Aim of the task: Transcribe the listing exactly, leaving out every picture.

Dataset entries:
◇ ◇ ◇ ◇ ◇

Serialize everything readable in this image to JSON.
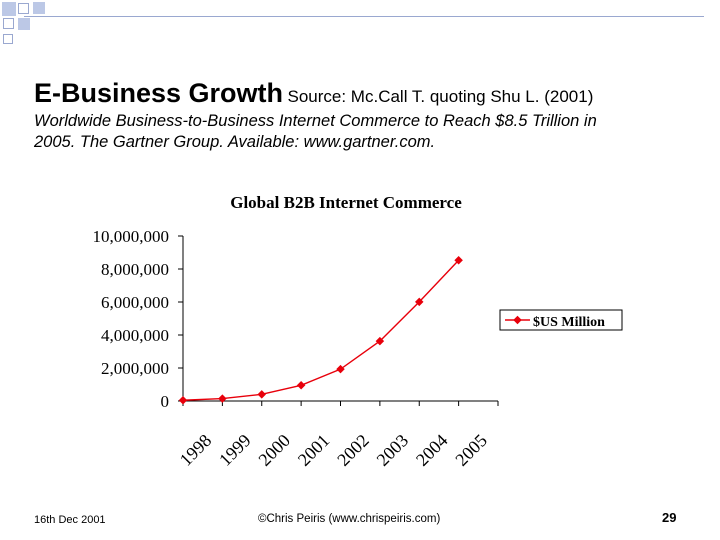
{
  "slide": {
    "title": "E-Business Growth",
    "source": "Source: Mc.Call T. quoting Shu L. (2001)",
    "subtitle_line1": "Worldwide Business-to-Business Internet Commerce to Reach $8.5 Trillion in",
    "subtitle_line2": "2005.  The Gartner Group.  Available: www.gartner.com."
  },
  "chart_data": {
    "type": "line",
    "title": "Global B2B Internet Commerce",
    "categories": [
      "1998",
      "1999",
      "2000",
      "2001",
      "2002",
      "2003",
      "2004",
      "2005"
    ],
    "series": [
      {
        "name": "$US Million",
        "values": [
          45000,
          145000,
          403000,
          953000,
          1930000,
          3630000,
          6010000,
          8530000
        ],
        "color": "#e8000b"
      }
    ],
    "ylim": [
      0,
      10000000
    ],
    "yticks": [
      "0",
      "2,000,000",
      "4,000,000",
      "6,000,000",
      "8,000,000",
      "10,000,000"
    ],
    "grid": false,
    "legend": "right",
    "xlabel": "",
    "ylabel": ""
  },
  "footer": {
    "date": "16th Dec 2001",
    "copyright": "©Chris Peiris  (www.chrispeiris.com)",
    "page_number": "29"
  }
}
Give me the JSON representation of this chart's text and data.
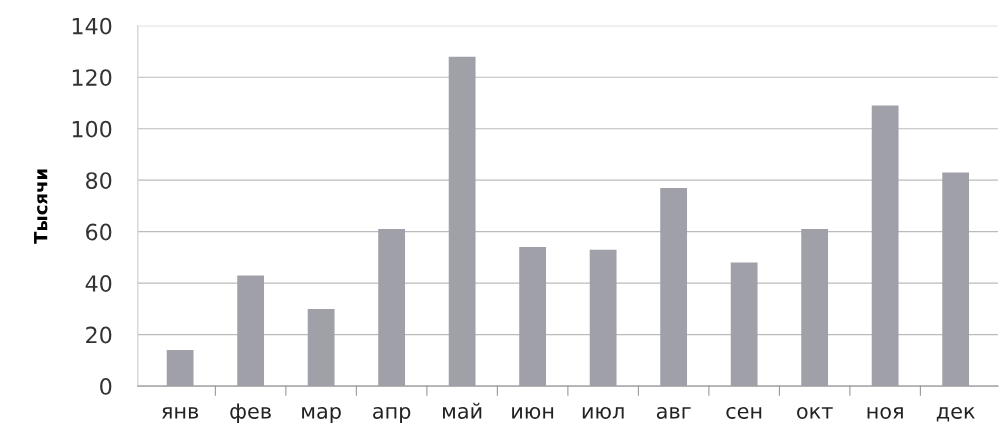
{
  "chart_data": {
    "type": "bar",
    "ylabel": "Тысячи",
    "categories": [
      "янв",
      "фев",
      "мар",
      "апр",
      "май",
      "июн",
      "июл",
      "авг",
      "сен",
      "окт",
      "ноя",
      "дек"
    ],
    "values": [
      14,
      43,
      30,
      61,
      128,
      54,
      53,
      77,
      48,
      61,
      109,
      83
    ],
    "color": "#a0a0a8",
    "ylim": [
      0,
      140
    ],
    "yticks": [
      0,
      20,
      40,
      60,
      80,
      100,
      120,
      140
    ],
    "grid": "y",
    "legend": false
  }
}
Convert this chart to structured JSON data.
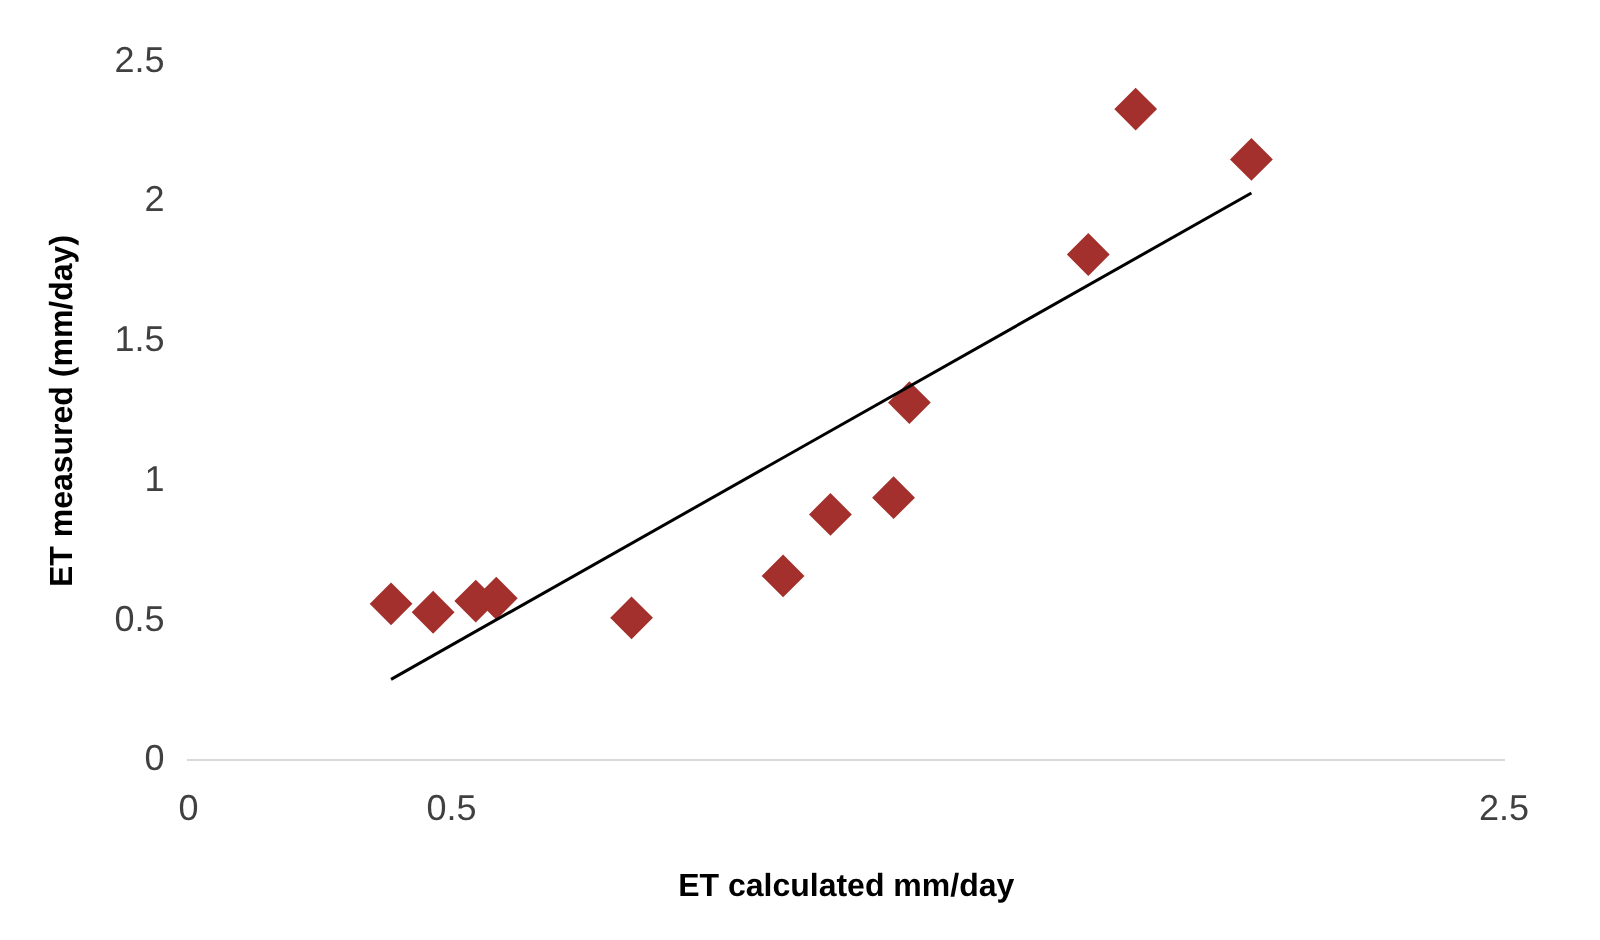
{
  "chart_data": {
    "type": "scatter",
    "xlabel": "ET calculated mm/day",
    "ylabel": "ET measured (mm/day)",
    "xlim": [
      0,
      2.5
    ],
    "xticks": [
      0,
      0.5,
      2.5
    ],
    "ylim": [
      0,
      2.5
    ],
    "yticks": [
      0,
      0.5,
      1,
      1.5,
      2,
      2.5
    ],
    "grid": false,
    "legend": false,
    "series": [
      {
        "marker": "diamond",
        "color": "#a3302c",
        "x": [
          0.385,
          0.465,
          0.546,
          0.585,
          0.842,
          1.13,
          1.22,
          1.34,
          1.37,
          1.71,
          1.8,
          2.02
        ],
        "values": [
          0.56,
          0.53,
          0.57,
          0.58,
          0.51,
          0.66,
          0.88,
          0.94,
          1.28,
          1.81,
          2.33,
          2.15
        ]
      },
      {
        "type": "line",
        "marker": "none",
        "color": "#000000",
        "x": [
          0.385,
          2.02
        ],
        "values": [
          0.29,
          2.03
        ]
      }
    ]
  }
}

◇ ◇ ◇ ◇ ◇

The result:
Serialize everything readable in this image to JSON.
{
  "slide": {
    "title": "E-Business Growth",
    "source": "Source: Mc.Call T. quoting Shu L. (2001)",
    "subtitle_line1": "Worldwide Business-to-Business Internet Commerce to Reach $8.5 Trillion in",
    "subtitle_line2": "2005.  The Gartner Group.  Available: www.gartner.com."
  },
  "chart_data": {
    "type": "line",
    "title": "Global B2B Internet Commerce",
    "categories": [
      "1998",
      "1999",
      "2000",
      "2001",
      "2002",
      "2003",
      "2004",
      "2005"
    ],
    "series": [
      {
        "name": "$US Million",
        "values": [
          45000,
          145000,
          403000,
          953000,
          1930000,
          3630000,
          6010000,
          8530000
        ],
        "color": "#e8000b"
      }
    ],
    "ylim": [
      0,
      10000000
    ],
    "yticks": [
      "0",
      "2,000,000",
      "4,000,000",
      "6,000,000",
      "8,000,000",
      "10,000,000"
    ],
    "grid": false,
    "legend": "right",
    "xlabel": "",
    "ylabel": ""
  },
  "footer": {
    "date": "16th Dec 2001",
    "copyright": "©Chris Peiris  (www.chrispeiris.com)",
    "page_number": "29"
  }
}
Give me the JSON representation of this chart's text and data.
{
  "chart_data": {
    "type": "bar",
    "ylabel": "Тысячи",
    "categories": [
      "янв",
      "фев",
      "мар",
      "апр",
      "май",
      "июн",
      "июл",
      "авг",
      "сен",
      "окт",
      "ноя",
      "дек"
    ],
    "values": [
      14,
      43,
      30,
      61,
      128,
      54,
      53,
      77,
      48,
      61,
      109,
      83
    ],
    "color": "#a0a0a8",
    "ylim": [
      0,
      140
    ],
    "yticks": [
      0,
      20,
      40,
      60,
      80,
      100,
      120,
      140
    ],
    "grid": "y",
    "legend": false
  }
}
Convert this chart to structured JSON data.
{
  "chart_data": {
    "type": "scatter",
    "xlabel": "ET calculated mm/day",
    "ylabel": "ET measured (mm/day)",
    "xlim": [
      0,
      2.5
    ],
    "xticks": [
      0,
      0.5,
      2.5
    ],
    "ylim": [
      0,
      2.5
    ],
    "yticks": [
      0,
      0.5,
      1,
      1.5,
      2,
      2.5
    ],
    "grid": false,
    "legend": false,
    "series": [
      {
        "marker": "diamond",
        "color": "#a3302c",
        "x": [
          0.385,
          0.465,
          0.546,
          0.585,
          0.842,
          1.13,
          1.22,
          1.34,
          1.37,
          1.71,
          1.8,
          2.02
        ],
        "values": [
          0.56,
          0.53,
          0.57,
          0.58,
          0.51,
          0.66,
          0.88,
          0.94,
          1.28,
          1.81,
          2.33,
          2.15
        ]
      },
      {
        "type": "line",
        "marker": "none",
        "color": "#000000",
        "x": [
          0.385,
          2.02
        ],
        "values": [
          0.29,
          2.03
        ]
      }
    ]
  }
}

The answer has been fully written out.